— Your assignment —
Only an exact copy of the entries, stripped of pictures, will serve as the answer.

--- Exercise inputs Enclosed Below ---

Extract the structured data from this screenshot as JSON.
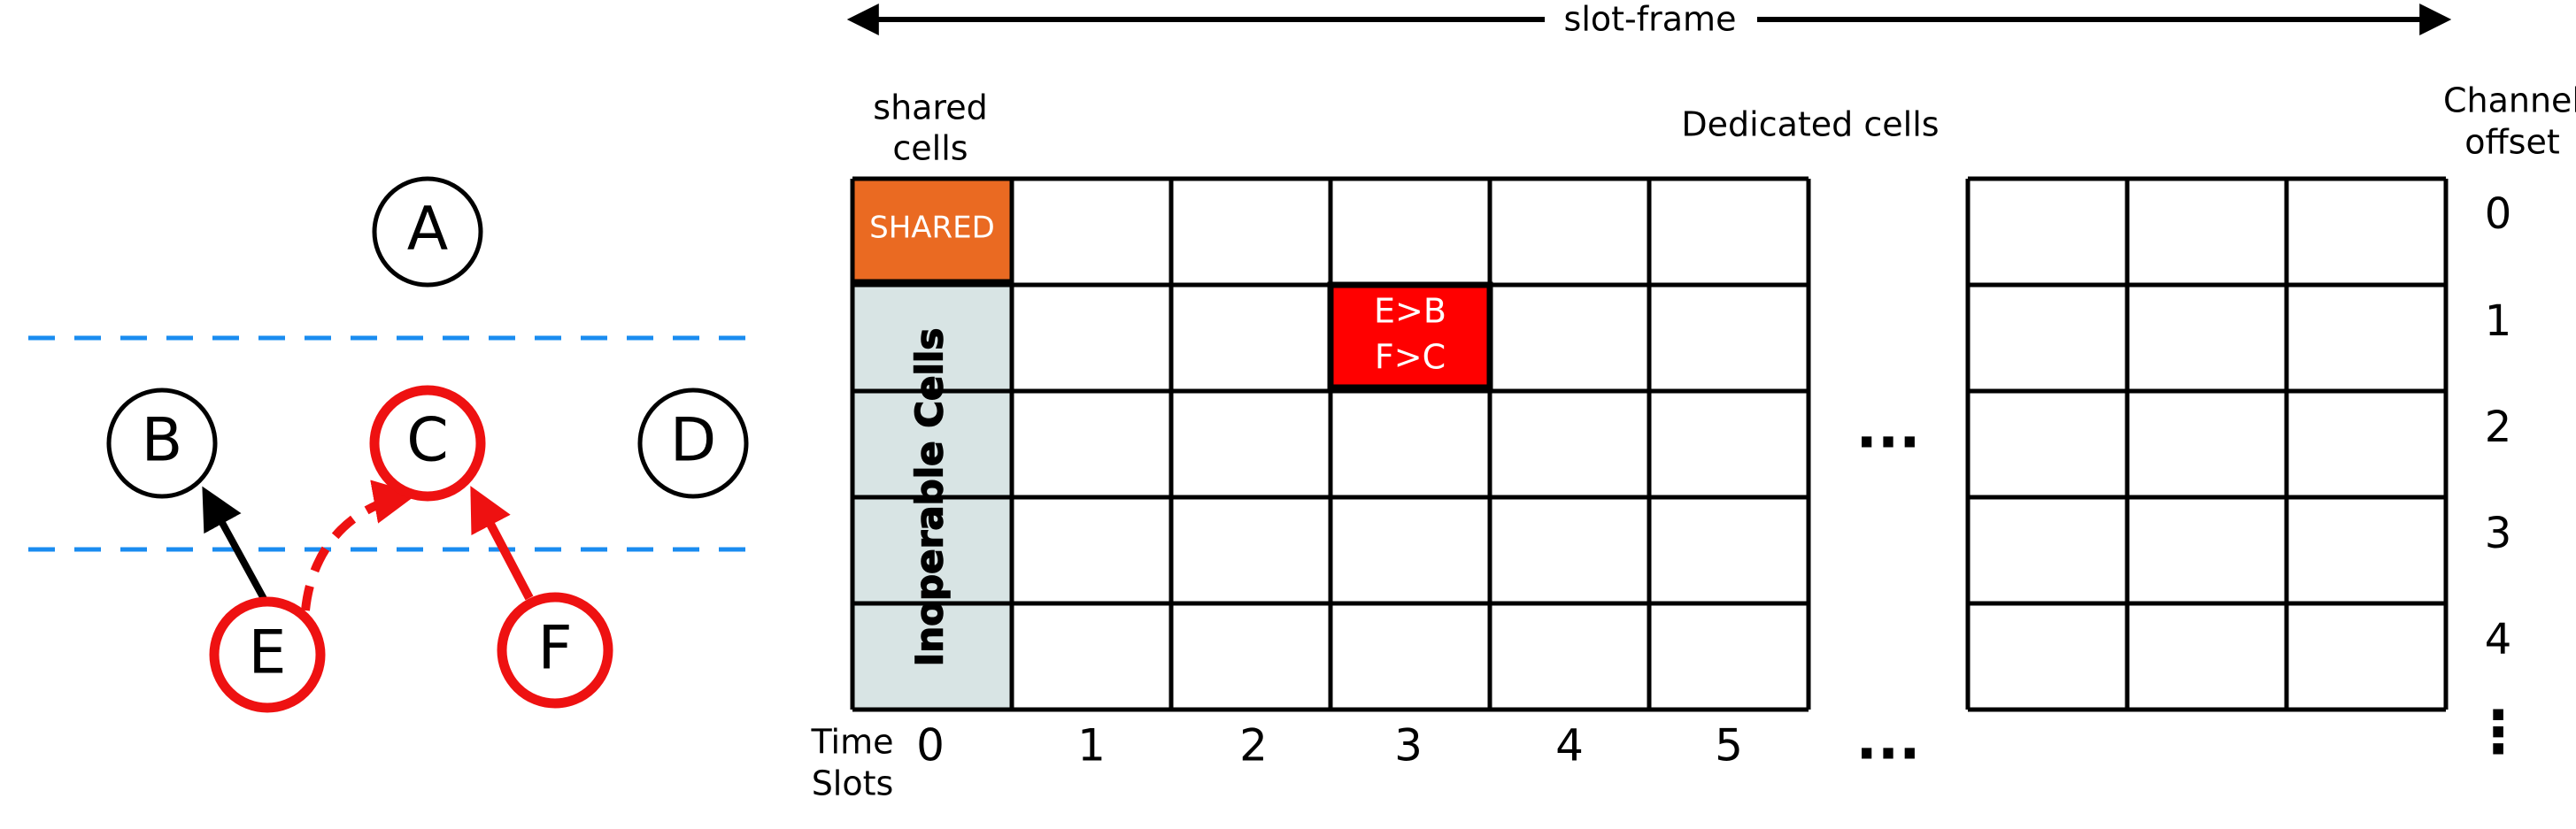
{
  "topology": {
    "nodes": [
      {
        "id": "node-a",
        "label": "A",
        "highlight": false
      },
      {
        "id": "node-b",
        "label": "B",
        "highlight": false
      },
      {
        "id": "node-c",
        "label": "C",
        "highlight": true
      },
      {
        "id": "node-d",
        "label": "D",
        "highlight": false
      },
      {
        "id": "node-e",
        "label": "E",
        "highlight": true
      },
      {
        "id": "node-f",
        "label": "F",
        "highlight": true
      }
    ]
  },
  "slotframe": {
    "title": "slot-frame",
    "shared_header_line1": "shared",
    "shared_header_line2": "cells",
    "dedicated_header": "Dedicated cells",
    "channel_header_line1": "Channel",
    "channel_header_line2": "offset",
    "shared_cell_label": "SHARED",
    "inoperable_label": "Inoperable Cells",
    "scheduled_cell_line1": "E>B",
    "scheduled_cell_line2": "F>C",
    "time_label_line1": "Time",
    "time_label_line2": "Slots",
    "time_slots": [
      "0",
      "1",
      "2",
      "3",
      "4",
      "5"
    ],
    "channel_offsets": [
      "0",
      "1",
      "2",
      "3",
      "4"
    ],
    "ellipsis": "...",
    "vertical_ellipsis": "⋮"
  },
  "colors": {
    "shared": "#ea6a22",
    "inoperable": "#d8e4e4",
    "scheduled": "#ff0000",
    "highlight": "#ee1111",
    "boundary": "#1a8cf0",
    "grid": "#000000"
  }
}
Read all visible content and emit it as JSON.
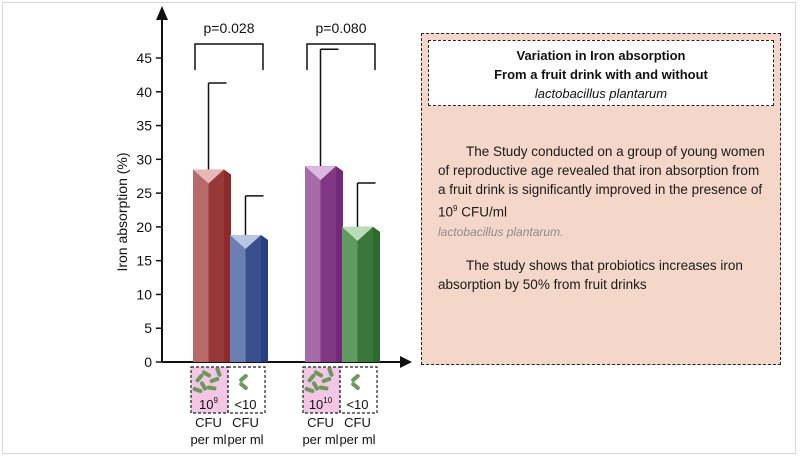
{
  "chart_data": {
    "type": "bar",
    "ylabel": "Iron absorption (%)",
    "ylim": [
      0,
      45
    ],
    "yticks": [
      0,
      5,
      10,
      15,
      20,
      25,
      30,
      35,
      40,
      45
    ],
    "groups": [
      {
        "pvalue": "p=0.028",
        "bars": [
          {
            "value": 28.5,
            "error_upper": 41.3,
            "dose_main": "10",
            "dose_exp": "9",
            "unit_line1": "CFU",
            "unit_line2": "per ml",
            "icon": "bacteria-many-icon",
            "front_color": "#b86a6a",
            "side_color": "#8e2a2a",
            "top_color": "#e8b7b7"
          },
          {
            "value": 18.8,
            "error_upper": 24.6,
            "dose_main": "<10",
            "dose_exp": "",
            "unit_line1": "CFU",
            "unit_line2": "per ml",
            "icon": "bacteria-few-icon",
            "front_color": "#6b7fb3",
            "side_color": "#2a3f80",
            "top_color": "#b9c5e3"
          }
        ]
      },
      {
        "pvalue": "p=0.080",
        "bars": [
          {
            "value": 29.0,
            "error_upper": 46.3,
            "dose_main": "10",
            "dose_exp": "10",
            "unit_line1": "CFU",
            "unit_line2": "per ml",
            "icon": "bacteria-many-icon",
            "front_color": "#a56aa8",
            "side_color": "#74287a",
            "top_color": "#ddb8e0"
          },
          {
            "value": 20.0,
            "error_upper": 26.5,
            "dose_main": "<10",
            "dose_exp": "",
            "unit_line1": "CFU",
            "unit_line2": "per ml",
            "icon": "bacteria-few-icon",
            "front_color": "#5f9a5f",
            "side_color": "#2d6a2d",
            "top_color": "#b9dcb9"
          }
        ]
      }
    ]
  },
  "info": {
    "title_line1": "Variation in Iron absorption",
    "title_line2": "From a fruit drink with and without",
    "title_line3": "lactobacillus plantarum",
    "p1_text": "The Study conducted on a group of young women of reproductive age revealed that iron absorption from a fruit drink is significantly improved in the presence of 10",
    "p1_exp": "9",
    "p1_unit": " CFU/ml",
    "p1_species": "lactobacillus plantarum.",
    "p2_text": "The study shows that probiotics increases iron absorption by 50% from fruit drinks"
  },
  "colors": {
    "box_fill": "#f4d7c9",
    "dose_label_bg": "#f3c6e6",
    "bacteria_green": "#6a9a5a"
  }
}
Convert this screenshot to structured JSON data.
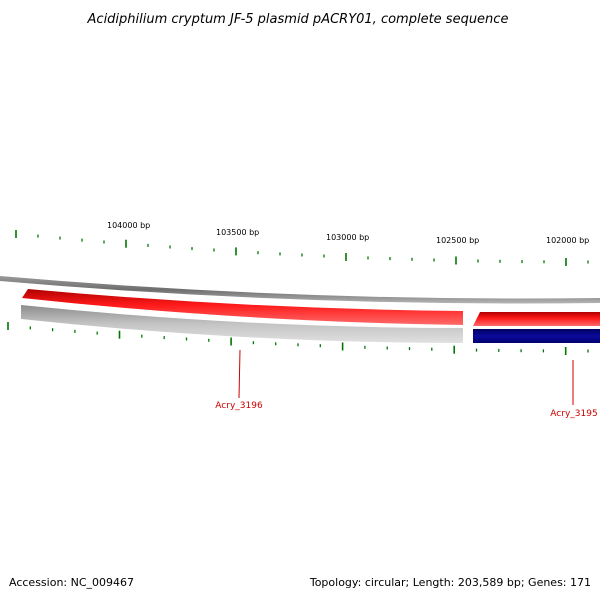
{
  "title": "Acidiphilium cryptum JF-5 plasmid pACRY01, complete sequence",
  "accession": "Accession: NC_009467",
  "summary": "Topology: circular; Length: 203,589 bp; Genes: 171",
  "ticks": [
    "104000 bp",
    "103500 bp",
    "103000 bp",
    "102500 bp",
    "102000 bp"
  ],
  "genes": [
    {
      "label": "Acry_3196",
      "color": "#cc0000"
    },
    {
      "label": "Acry_3195",
      "color": "#cc0000"
    }
  ],
  "colors": {
    "forward_feature": "#ff0000",
    "reverse_feature": "#000080",
    "backbone": "#808080",
    "ticks": "#007700",
    "gene_label": "#cc0000"
  }
}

--- End of Enclosed Exercise inputs ---

— Problem solution —
Extract the structured data from this screenshot as JSON.
{
  "topology": {
    "nodes": [
      {
        "id": "node-a",
        "label": "A",
        "highlight": false
      },
      {
        "id": "node-b",
        "label": "B",
        "highlight": false
      },
      {
        "id": "node-c",
        "label": "C",
        "highlight": true
      },
      {
        "id": "node-d",
        "label": "D",
        "highlight": false
      },
      {
        "id": "node-e",
        "label": "E",
        "highlight": true
      },
      {
        "id": "node-f",
        "label": "F",
        "highlight": true
      }
    ]
  },
  "slotframe": {
    "title": "slot-frame",
    "shared_header_line1": "shared",
    "shared_header_line2": "cells",
    "dedicated_header": "Dedicated cells",
    "channel_header_line1": "Channel",
    "channel_header_line2": "offset",
    "shared_cell_label": "SHARED",
    "inoperable_label": "Inoperable Cells",
    "scheduled_cell_line1": "E>B",
    "scheduled_cell_line2": "F>C",
    "time_label_line1": "Time",
    "time_label_line2": "Slots",
    "time_slots": [
      "0",
      "1",
      "2",
      "3",
      "4",
      "5"
    ],
    "channel_offsets": [
      "0",
      "1",
      "2",
      "3",
      "4"
    ],
    "ellipsis": "...",
    "vertical_ellipsis": "⋮"
  },
  "colors": {
    "shared": "#ea6a22",
    "inoperable": "#d8e4e4",
    "scheduled": "#ff0000",
    "highlight": "#ee1111",
    "boundary": "#1a8cf0",
    "grid": "#000000"
  }
}
Read all visible content and emit it as JSON.
{
  "chart_data": {
    "type": "bar",
    "ylabel": "Iron absorption (%)",
    "ylim": [
      0,
      45
    ],
    "yticks": [
      0,
      5,
      10,
      15,
      20,
      25,
      30,
      35,
      40,
      45
    ],
    "groups": [
      {
        "pvalue": "p=0.028",
        "bars": [
          {
            "value": 28.5,
            "error_upper": 41.3,
            "dose_main": "10",
            "dose_exp": "9",
            "unit_line1": "CFU",
            "unit_line2": "per ml",
            "icon": "bacteria-many-icon",
            "front_color": "#b86a6a",
            "side_color": "#8e2a2a",
            "top_color": "#e8b7b7"
          },
          {
            "value": 18.8,
            "error_upper": 24.6,
            "dose_main": "<10",
            "dose_exp": "",
            "unit_line1": "CFU",
            "unit_line2": "per ml",
            "icon": "bacteria-few-icon",
            "front_color": "#6b7fb3",
            "side_color": "#2a3f80",
            "top_color": "#b9c5e3"
          }
        ]
      },
      {
        "pvalue": "p=0.080",
        "bars": [
          {
            "value": 29.0,
            "error_upper": 46.3,
            "dose_main": "10",
            "dose_exp": "10",
            "unit_line1": "CFU",
            "unit_line2": "per ml",
            "icon": "bacteria-many-icon",
            "front_color": "#a56aa8",
            "side_color": "#74287a",
            "top_color": "#ddb8e0"
          },
          {
            "value": 20.0,
            "error_upper": 26.5,
            "dose_main": "<10",
            "dose_exp": "",
            "unit_line1": "CFU",
            "unit_line2": "per ml",
            "icon": "bacteria-few-icon",
            "front_color": "#5f9a5f",
            "side_color": "#2d6a2d",
            "top_color": "#b9dcb9"
          }
        ]
      }
    ]
  },
  "info": {
    "title_line1": "Variation in Iron absorption",
    "title_line2": "From a fruit drink with and without",
    "title_line3": "lactobacillus plantarum",
    "p1_text": "The Study conducted on a group of young women of reproductive age revealed that iron absorption from a fruit drink is significantly improved in the presence of 10",
    "p1_exp": "9",
    "p1_unit": " CFU/ml",
    "p1_species": "lactobacillus plantarum.",
    "p2_text": "The study shows that probiotics increases iron absorption by 50% from fruit drinks"
  },
  "colors": {
    "box_fill": "#f4d7c9",
    "dose_label_bg": "#f3c6e6",
    "bacteria_green": "#6a9a5a"
  }
}
Convert this screenshot to structured JSON data.
{
  "title": "Acidiphilium cryptum JF-5 plasmid pACRY01, complete sequence",
  "accession": "Accession: NC_009467",
  "summary": "Topology: circular; Length: 203,589 bp; Genes: 171",
  "ticks": [
    "104000 bp",
    "103500 bp",
    "103000 bp",
    "102500 bp",
    "102000 bp"
  ],
  "genes": [
    {
      "label": "Acry_3196",
      "color": "#cc0000"
    },
    {
      "label": "Acry_3195",
      "color": "#cc0000"
    }
  ],
  "colors": {
    "forward_feature": "#ff0000",
    "reverse_feature": "#000080",
    "backbone": "#808080",
    "ticks": "#007700",
    "gene_label": "#cc0000"
  }
}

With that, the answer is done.